**Task requirements:** Give back the entire listing verbatim.

**Dataset extract:**
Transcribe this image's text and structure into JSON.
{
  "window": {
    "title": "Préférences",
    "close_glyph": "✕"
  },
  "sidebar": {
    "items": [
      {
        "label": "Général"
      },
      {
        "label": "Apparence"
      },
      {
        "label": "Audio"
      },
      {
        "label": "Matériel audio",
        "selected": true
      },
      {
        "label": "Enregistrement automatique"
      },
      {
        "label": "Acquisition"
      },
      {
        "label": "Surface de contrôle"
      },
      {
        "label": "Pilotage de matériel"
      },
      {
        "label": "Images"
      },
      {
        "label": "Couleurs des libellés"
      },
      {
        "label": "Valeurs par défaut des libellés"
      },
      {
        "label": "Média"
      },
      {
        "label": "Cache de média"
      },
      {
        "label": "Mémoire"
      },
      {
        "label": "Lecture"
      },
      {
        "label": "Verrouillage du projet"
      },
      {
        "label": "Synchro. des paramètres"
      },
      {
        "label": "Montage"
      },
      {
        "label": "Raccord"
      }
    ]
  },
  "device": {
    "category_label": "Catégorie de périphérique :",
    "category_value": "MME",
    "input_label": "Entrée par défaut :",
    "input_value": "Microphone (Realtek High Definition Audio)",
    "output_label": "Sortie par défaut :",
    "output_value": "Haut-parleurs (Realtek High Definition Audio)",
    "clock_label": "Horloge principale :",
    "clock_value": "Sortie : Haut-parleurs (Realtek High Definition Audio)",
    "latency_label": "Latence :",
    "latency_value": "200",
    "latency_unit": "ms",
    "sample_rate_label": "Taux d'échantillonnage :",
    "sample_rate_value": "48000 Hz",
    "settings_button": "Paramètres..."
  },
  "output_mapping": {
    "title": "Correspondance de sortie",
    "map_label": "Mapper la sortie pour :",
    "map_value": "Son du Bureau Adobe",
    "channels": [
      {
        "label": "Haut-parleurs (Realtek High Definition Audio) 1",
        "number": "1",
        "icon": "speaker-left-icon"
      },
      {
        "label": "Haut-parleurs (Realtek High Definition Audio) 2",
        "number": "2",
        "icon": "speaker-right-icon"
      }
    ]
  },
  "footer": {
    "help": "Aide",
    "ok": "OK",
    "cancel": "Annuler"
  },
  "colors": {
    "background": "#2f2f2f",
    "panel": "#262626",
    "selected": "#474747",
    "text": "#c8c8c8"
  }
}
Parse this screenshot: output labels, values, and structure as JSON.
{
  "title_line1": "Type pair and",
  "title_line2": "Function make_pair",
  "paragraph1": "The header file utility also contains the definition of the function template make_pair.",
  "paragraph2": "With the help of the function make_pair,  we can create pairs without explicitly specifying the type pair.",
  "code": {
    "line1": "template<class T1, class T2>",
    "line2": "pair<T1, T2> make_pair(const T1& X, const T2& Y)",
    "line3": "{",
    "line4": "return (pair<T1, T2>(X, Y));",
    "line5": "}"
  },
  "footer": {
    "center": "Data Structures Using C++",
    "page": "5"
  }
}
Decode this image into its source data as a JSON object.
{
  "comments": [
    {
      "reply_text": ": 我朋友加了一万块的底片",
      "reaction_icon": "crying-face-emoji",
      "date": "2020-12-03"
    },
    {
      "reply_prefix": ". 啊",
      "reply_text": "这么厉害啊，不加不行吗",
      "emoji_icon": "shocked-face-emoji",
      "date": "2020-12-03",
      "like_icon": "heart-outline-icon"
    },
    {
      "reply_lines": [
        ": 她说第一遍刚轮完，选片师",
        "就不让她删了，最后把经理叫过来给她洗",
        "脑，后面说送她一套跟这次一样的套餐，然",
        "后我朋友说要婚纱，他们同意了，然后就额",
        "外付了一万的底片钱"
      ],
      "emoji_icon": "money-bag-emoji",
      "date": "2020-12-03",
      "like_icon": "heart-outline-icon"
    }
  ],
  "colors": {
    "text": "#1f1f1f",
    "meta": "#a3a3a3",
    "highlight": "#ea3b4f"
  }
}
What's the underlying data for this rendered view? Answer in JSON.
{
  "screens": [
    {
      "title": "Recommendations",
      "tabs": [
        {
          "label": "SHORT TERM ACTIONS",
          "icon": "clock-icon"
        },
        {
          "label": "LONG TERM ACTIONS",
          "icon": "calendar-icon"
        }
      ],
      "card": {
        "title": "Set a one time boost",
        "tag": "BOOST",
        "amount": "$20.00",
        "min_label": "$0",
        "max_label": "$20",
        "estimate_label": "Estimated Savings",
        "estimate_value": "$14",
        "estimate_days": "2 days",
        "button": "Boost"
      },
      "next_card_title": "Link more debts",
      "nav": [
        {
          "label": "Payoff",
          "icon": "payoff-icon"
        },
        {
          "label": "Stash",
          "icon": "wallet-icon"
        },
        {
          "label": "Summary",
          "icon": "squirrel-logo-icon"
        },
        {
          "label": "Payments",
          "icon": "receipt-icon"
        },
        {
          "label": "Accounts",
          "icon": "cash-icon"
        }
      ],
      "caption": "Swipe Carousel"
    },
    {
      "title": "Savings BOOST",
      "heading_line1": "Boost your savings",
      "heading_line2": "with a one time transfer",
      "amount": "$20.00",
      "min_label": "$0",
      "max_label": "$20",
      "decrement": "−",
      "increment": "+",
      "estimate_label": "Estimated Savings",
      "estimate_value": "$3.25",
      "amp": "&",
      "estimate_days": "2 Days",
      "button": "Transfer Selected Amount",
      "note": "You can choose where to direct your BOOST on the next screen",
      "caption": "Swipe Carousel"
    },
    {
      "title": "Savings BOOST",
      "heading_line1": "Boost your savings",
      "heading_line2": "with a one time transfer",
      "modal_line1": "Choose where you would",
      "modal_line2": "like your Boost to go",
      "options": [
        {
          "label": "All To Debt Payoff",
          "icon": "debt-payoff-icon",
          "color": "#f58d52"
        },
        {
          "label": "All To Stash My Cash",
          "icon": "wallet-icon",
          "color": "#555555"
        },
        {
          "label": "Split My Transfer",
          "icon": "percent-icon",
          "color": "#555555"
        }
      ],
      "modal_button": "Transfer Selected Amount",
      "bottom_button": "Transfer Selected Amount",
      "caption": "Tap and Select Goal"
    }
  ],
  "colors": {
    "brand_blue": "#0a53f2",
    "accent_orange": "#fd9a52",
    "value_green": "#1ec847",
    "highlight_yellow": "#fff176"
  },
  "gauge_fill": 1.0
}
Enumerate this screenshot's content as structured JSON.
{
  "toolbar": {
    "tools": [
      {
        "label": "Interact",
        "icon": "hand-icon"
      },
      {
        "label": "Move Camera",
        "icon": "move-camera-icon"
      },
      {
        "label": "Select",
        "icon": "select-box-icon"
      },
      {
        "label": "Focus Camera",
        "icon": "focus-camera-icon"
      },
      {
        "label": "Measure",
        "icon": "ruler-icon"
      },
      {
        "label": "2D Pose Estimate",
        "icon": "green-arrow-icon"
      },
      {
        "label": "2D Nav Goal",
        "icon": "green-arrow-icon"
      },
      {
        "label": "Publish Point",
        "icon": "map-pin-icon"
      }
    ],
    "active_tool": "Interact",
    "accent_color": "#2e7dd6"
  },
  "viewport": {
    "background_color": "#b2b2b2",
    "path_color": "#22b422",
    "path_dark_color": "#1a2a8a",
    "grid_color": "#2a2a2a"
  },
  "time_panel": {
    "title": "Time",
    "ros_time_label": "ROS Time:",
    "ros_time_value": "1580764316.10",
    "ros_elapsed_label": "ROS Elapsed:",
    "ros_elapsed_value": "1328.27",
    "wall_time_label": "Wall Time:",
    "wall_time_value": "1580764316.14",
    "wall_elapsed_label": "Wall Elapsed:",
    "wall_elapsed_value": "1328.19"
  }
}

**Exercise output:**
Transcribe this image's text and structure into JSON.
{
  "window": {
    "title": "Préférences",
    "close_glyph": "✕"
  },
  "sidebar": {
    "items": [
      {
        "label": "Général"
      },
      {
        "label": "Apparence"
      },
      {
        "label": "Audio"
      },
      {
        "label": "Matériel audio",
        "selected": true
      },
      {
        "label": "Enregistrement automatique"
      },
      {
        "label": "Acquisition"
      },
      {
        "label": "Surface de contrôle"
      },
      {
        "label": "Pilotage de matériel"
      },
      {
        "label": "Images"
      },
      {
        "label": "Couleurs des libellés"
      },
      {
        "label": "Valeurs par défaut des libellés"
      },
      {
        "label": "Média"
      },
      {
        "label": "Cache de média"
      },
      {
        "label": "Mémoire"
      },
      {
        "label": "Lecture"
      },
      {
        "label": "Verrouillage du projet"
      },
      {
        "label": "Synchro. des paramètres"
      },
      {
        "label": "Montage"
      },
      {
        "label": "Raccord"
      }
    ]
  },
  "device": {
    "category_label": "Catégorie de périphérique :",
    "category_value": "MME",
    "input_label": "Entrée par défaut :",
    "input_value": "Microphone (Realtek High Definition Audio)",
    "output_label": "Sortie par défaut :",
    "output_value": "Haut-parleurs (Realtek High Definition Audio)",
    "clock_label": "Horloge principale :",
    "clock_value": "Sortie : Haut-parleurs (Realtek High Definition Audio)",
    "latency_label": "Latence :",
    "latency_value": "200",
    "latency_unit": "ms",
    "sample_rate_label": "Taux d'échantillonnage :",
    "sample_rate_value": "48000 Hz",
    "settings_button": "Paramètres..."
  },
  "output_mapping": {
    "title": "Correspondance de sortie",
    "map_label": "Mapper la sortie pour :",
    "map_value": "Son du Bureau Adobe",
    "channels": [
      {
        "label": "Haut-parleurs (Realtek High Definition Audio) 1",
        "number": "1",
        "icon": "speaker-left-icon"
      },
      {
        "label": "Haut-parleurs (Realtek High Definition Audio) 2",
        "number": "2",
        "icon": "speaker-right-icon"
      }
    ]
  },
  "footer": {
    "help": "Aide",
    "ok": "OK",
    "cancel": "Annuler"
  },
  "colors": {
    "background": "#2f2f2f",
    "panel": "#262626",
    "selected": "#474747",
    "text": "#c8c8c8"
  }
}
Parse this screenshot: output labels, values, and structure as JSON.
{
  "title_line1": "Type pair and",
  "title_line2": "Function make_pair",
  "paragraph1": "The header file utility also contains the definition of the function template make_pair.",
  "paragraph2": "With the help of the function make_pair,  we can create pairs without explicitly specifying the type pair.",
  "code": {
    "line1": "template<class T1, class T2>",
    "line2": "pair<T1, T2> make_pair(const T1& X, const T2& Y)",
    "line3": "{",
    "line4": "return (pair<T1, T2>(X, Y));",
    "line5": "}"
  },
  "footer": {
    "center": "Data Structures Using C++",
    "page": "5"
  }
}
Decode this image into its source data as a JSON object.
{
  "comments": [
    {
      "reply_text": ": 我朋友加了一万块的底片",
      "reaction_icon": "crying-face-emoji",
      "date": "2020-12-03"
    },
    {
      "reply_prefix": ". 啊",
      "reply_text": "这么厉害啊，不加不行吗",
      "emoji_icon": "shocked-face-emoji",
      "date": "2020-12-03",
      "like_icon": "heart-outline-icon"
    },
    {
      "reply_lines": [
        ": 她说第一遍刚轮完，选片师",
        "就不让她删了，最后把经理叫过来给她洗",
        "脑，后面说送她一套跟这次一样的套餐，然",
        "后我朋友说要婚纱，他们同意了，然后就额",
        "外付了一万的底片钱"
      ],
      "emoji_icon": "money-bag-emoji",
      "date": "2020-12-03",
      "like_icon": "heart-outline-icon"
    }
  ],
  "colors": {
    "text": "#1f1f1f",
    "meta": "#a3a3a3",
    "highlight": "#ea3b4f"
  }
}
What's the underlying data for this rendered view? Answer in JSON.
{
  "screens": [
    {
      "title": "Recommendations",
      "tabs": [
        {
          "label": "SHORT TERM ACTIONS",
          "icon": "clock-icon"
        },
        {
          "label": "LONG TERM ACTIONS",
          "icon": "calendar-icon"
        }
      ],
      "card": {
        "title": "Set a one time boost",
        "tag": "BOOST",
        "amount": "$20.00",
        "min_label": "$0",
        "max_label": "$20",
        "estimate_label": "Estimated Savings",
        "estimate_value": "$14",
        "estimate_days": "2 days",
        "button": "Boost"
      },
      "next_card_title": "Link more debts",
      "nav": [
        {
          "label": "Payoff",
          "icon": "payoff-icon"
        },
        {
          "label": "Stash",
          "icon": "wallet-icon"
        },
        {
          "label": "Summary",
          "icon": "squirrel-logo-icon"
        },
        {
          "label": "Payments",
          "icon": "receipt-icon"
        },
        {
          "label": "Accounts",
          "icon": "cash-icon"
        }
      ],
      "caption": "Swipe Carousel"
    },
    {
      "title": "Savings BOOST",
      "heading_line1": "Boost your savings",
      "heading_line2": "with a one time transfer",
      "amount": "$20.00",
      "min_label": "$0",
      "max_label": "$20",
      "decrement": "−",
      "increment": "+",
      "estimate_label": "Estimated Savings",
      "estimate_value": "$3.25",
      "amp": "&",
      "estimate_days": "2 Days",
      "button": "Transfer Selected Amount",
      "note": "You can choose where to direct your BOOST on the next screen",
      "caption": "Swipe Carousel"
    },
    {
      "title": "Savings BOOST",
      "heading_line1": "Boost your savings",
      "heading_line2": "with a one time transfer",
      "modal_line1": "Choose where you would",
      "modal_line2": "like your Boost to go",
      "options": [
        {
          "label": "All To Debt Payoff",
          "icon": "debt-payoff-icon",
          "color": "#f58d52"
        },
        {
          "label": "All To Stash My Cash",
          "icon": "wallet-icon",
          "color": "#555555"
        },
        {
          "label": "Split My Transfer",
          "icon": "percent-icon",
          "color": "#555555"
        }
      ],
      "modal_button": "Transfer Selected Amount",
      "bottom_button": "Transfer Selected Amount",
      "caption": "Tap and Select Goal"
    }
  ],
  "colors": {
    "brand_blue": "#0a53f2",
    "accent_orange": "#fd9a52",
    "value_green": "#1ec847",
    "highlight_yellow": "#fff176"
  },
  "gauge_fill": 1.0
}
Enumerate this screenshot's content as structured JSON.
{
  "toolbar": {
    "tools": [
      {
        "label": "Interact",
        "icon": "hand-icon"
      },
      {
        "label": "Move Camera",
        "icon": "move-camera-icon"
      },
      {
        "label": "Select",
        "icon": "select-box-icon"
      },
      {
        "label": "Focus Camera",
        "icon": "focus-camera-icon"
      },
      {
        "label": "Measure",
        "icon": "ruler-icon"
      },
      {
        "label": "2D Pose Estimate",
        "icon": "green-arrow-icon"
      },
      {
        "label": "2D Nav Goal",
        "icon": "green-arrow-icon"
      },
      {
        "label": "Publish Point",
        "icon": "map-pin-icon"
      }
    ],
    "active_tool": "Interact",
    "accent_color": "#2e7dd6"
  },
  "viewport": {
    "background_color": "#b2b2b2",
    "path_color": "#22b422",
    "path_dark_color": "#1a2a8a",
    "grid_color": "#2a2a2a"
  },
  "time_panel": {
    "title": "Time",
    "ros_time_label": "ROS Time:",
    "ros_time_value": "1580764316.10",
    "ros_elapsed_label": "ROS Elapsed:",
    "ros_elapsed_value": "1328.27",
    "wall_time_label": "Wall Time:",
    "wall_time_value": "1580764316.14",
    "wall_elapsed_label": "Wall Elapsed:",
    "wall_elapsed_value": "1328.19"
  }
}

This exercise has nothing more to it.